Sunday, September 07, 2008

 

Categorizing American Attitudes About Abortion

There seem to be three main camps here in America regarding abortion.


  1. There are those who think that human life does not begin at conception and certainly the non-human has no human (or American Constitutional) rights and can be killed terminated at the will or even whim of the mother. This camp thinks that what goes on inside the mother is only the mothers' concern and no one else can make any judgement or law concerning it. This is generally the pro-choice crowd. I wouldn't think that many of them are actually pro abortion. They have Supreme Court precedents, most importantly Planned Parenthood of Southeast Pa. v. Casey, on their side, and therefore, no law can seriously intrude on the mother's medical choice regarding the foetus in her womb.
  2. There are those who think that human life does indeed begin at conception but that the foetus does not get rights until birth. This allows members of this camp to disparage but not criminalize abortions of 'not viable outside the womb' foetuses. Members of this camp, and I am one, are with the Catholic Church's teaching that abortions to save the mother's life are OK as a living mother is more important than a not yet born baby. Unlike with Catholics, there is room in this camp for differing opinions about abortions after rape and incest. Just as in early American history it was not murder to kill a slave (as the slave had life, obviously, but no rights), it is at least legal to kill the foetus for other reasons.

### Tasks to perform
1: Which Supreme Court precedent does the post on American attitudes about abortion call most important for the pro-choice camp?
2: Duplicate the abortion-attitudes post word for word, everything from "There seem to" down to "in her womb.".
3: Please go on with the post categorizing American attitudes about abortion, picking up after its last sentence.

### Entries provided
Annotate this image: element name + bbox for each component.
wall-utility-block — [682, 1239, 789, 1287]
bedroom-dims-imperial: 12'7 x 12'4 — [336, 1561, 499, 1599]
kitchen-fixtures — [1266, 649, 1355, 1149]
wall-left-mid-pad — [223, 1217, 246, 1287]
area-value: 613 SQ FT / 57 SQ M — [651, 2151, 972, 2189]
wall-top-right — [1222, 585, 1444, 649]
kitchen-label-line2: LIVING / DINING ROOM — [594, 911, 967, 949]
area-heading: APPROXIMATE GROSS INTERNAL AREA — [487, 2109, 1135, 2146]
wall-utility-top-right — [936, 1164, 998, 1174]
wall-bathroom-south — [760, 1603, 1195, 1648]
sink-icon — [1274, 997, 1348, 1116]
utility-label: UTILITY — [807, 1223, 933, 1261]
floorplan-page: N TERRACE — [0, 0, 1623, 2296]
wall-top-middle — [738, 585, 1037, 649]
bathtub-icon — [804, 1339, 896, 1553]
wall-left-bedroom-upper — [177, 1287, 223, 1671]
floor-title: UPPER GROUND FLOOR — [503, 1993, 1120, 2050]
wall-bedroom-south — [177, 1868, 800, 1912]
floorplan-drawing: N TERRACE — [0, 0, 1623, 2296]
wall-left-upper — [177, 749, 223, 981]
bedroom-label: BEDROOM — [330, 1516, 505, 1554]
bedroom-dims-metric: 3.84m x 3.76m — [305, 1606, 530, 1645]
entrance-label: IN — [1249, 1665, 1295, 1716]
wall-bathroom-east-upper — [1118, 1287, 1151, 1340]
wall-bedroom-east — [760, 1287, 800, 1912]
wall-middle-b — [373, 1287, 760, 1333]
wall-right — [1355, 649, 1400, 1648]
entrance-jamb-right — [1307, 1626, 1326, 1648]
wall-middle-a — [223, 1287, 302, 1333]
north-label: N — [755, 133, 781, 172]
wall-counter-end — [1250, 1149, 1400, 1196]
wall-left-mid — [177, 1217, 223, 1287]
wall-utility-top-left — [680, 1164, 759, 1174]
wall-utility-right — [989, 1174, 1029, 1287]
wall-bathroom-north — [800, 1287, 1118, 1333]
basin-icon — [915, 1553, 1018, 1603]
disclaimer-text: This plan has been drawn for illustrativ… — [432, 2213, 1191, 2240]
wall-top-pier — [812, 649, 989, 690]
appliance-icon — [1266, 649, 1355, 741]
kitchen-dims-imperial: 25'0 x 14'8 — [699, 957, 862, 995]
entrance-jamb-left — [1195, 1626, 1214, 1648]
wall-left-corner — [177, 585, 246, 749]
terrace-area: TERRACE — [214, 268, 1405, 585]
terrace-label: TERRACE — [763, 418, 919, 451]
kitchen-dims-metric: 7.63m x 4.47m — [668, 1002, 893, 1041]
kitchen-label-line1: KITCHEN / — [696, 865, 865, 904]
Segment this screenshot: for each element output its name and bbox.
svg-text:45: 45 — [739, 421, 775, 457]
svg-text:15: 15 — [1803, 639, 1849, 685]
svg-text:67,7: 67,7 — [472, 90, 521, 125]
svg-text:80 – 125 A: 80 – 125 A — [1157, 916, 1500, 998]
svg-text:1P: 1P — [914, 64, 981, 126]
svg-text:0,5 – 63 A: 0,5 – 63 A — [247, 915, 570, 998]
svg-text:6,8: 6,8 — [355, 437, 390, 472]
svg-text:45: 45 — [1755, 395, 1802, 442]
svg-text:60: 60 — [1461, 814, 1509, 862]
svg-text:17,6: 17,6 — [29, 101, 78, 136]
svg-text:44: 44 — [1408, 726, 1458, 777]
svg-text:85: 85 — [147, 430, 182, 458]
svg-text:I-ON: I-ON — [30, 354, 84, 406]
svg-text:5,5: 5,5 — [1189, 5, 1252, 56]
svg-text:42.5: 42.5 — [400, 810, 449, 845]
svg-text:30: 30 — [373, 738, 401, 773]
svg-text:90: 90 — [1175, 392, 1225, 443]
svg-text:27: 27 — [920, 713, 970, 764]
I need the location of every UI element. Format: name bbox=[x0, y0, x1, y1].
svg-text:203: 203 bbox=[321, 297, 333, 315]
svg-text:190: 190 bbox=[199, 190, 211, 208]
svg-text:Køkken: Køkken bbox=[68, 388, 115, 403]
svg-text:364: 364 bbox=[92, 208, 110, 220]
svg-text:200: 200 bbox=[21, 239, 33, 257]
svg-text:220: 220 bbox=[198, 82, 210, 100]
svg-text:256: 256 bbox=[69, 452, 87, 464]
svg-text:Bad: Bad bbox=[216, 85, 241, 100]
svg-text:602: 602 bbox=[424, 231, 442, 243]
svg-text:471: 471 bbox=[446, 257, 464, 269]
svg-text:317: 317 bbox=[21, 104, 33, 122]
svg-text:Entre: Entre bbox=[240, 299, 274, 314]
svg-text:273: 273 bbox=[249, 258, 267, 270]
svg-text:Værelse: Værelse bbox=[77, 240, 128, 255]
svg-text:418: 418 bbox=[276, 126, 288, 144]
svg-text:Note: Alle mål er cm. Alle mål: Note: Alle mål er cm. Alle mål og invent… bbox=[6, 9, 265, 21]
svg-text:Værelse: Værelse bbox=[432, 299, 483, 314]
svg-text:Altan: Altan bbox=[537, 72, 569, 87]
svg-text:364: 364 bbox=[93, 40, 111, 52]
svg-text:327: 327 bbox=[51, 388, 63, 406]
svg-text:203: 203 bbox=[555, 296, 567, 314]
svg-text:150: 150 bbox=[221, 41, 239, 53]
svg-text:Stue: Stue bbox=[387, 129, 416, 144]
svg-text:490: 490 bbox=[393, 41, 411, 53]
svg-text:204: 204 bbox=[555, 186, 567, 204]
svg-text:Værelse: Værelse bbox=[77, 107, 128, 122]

### Responses to the exercise
1: Planned Parenthood of Southeast Pa. v. Casey

2:
There seem to be three main camps here in America regarding abortion.


  1. There are those who think that human life does not begin at conception and certainly the non-human has no human (or American Constitutional) rights and can be killed terminated at the will or even whim of the mother. This camp thinks that what goes on inside the mother is only the mothers' concern and no one else can make any judgement or law concerning it. This is generally the pro-choice crowd. I wouldn't think that many of them are actually pro abortion. They have Supreme Court precedents, most importantly Planned Parenthood of Southeast Pa. v. Casey, on their side, and therefore, no law can seriously intrude on the mother's medical choice regarding the foetus in her womb.

3:
  3. The final camp are the pro-lifers, who think that human life and human rights both begin at conception and abortion or the use of abortifacients are the exact same as murder, indeed, is the worst sort of murder, the slaughter of the innocent. They counter the charge of being against choice by saying that the mother seeking abortion is taking away the unvoiced choice of the baby to live, and that we don't recognize the choice some women make to murder their small born children after birth (or their husbands, sisters, friends or strangers) as socially tolerable.

I don't have much more to say about the merits of the different positions. except that each seems to be internally, logically sound. I do wonder, however, if there are substantial positions which I have left out. I also don't know the relative membership of each of the three camps. If I had to guess, I'd say three is the most numerous one, but I really don't know.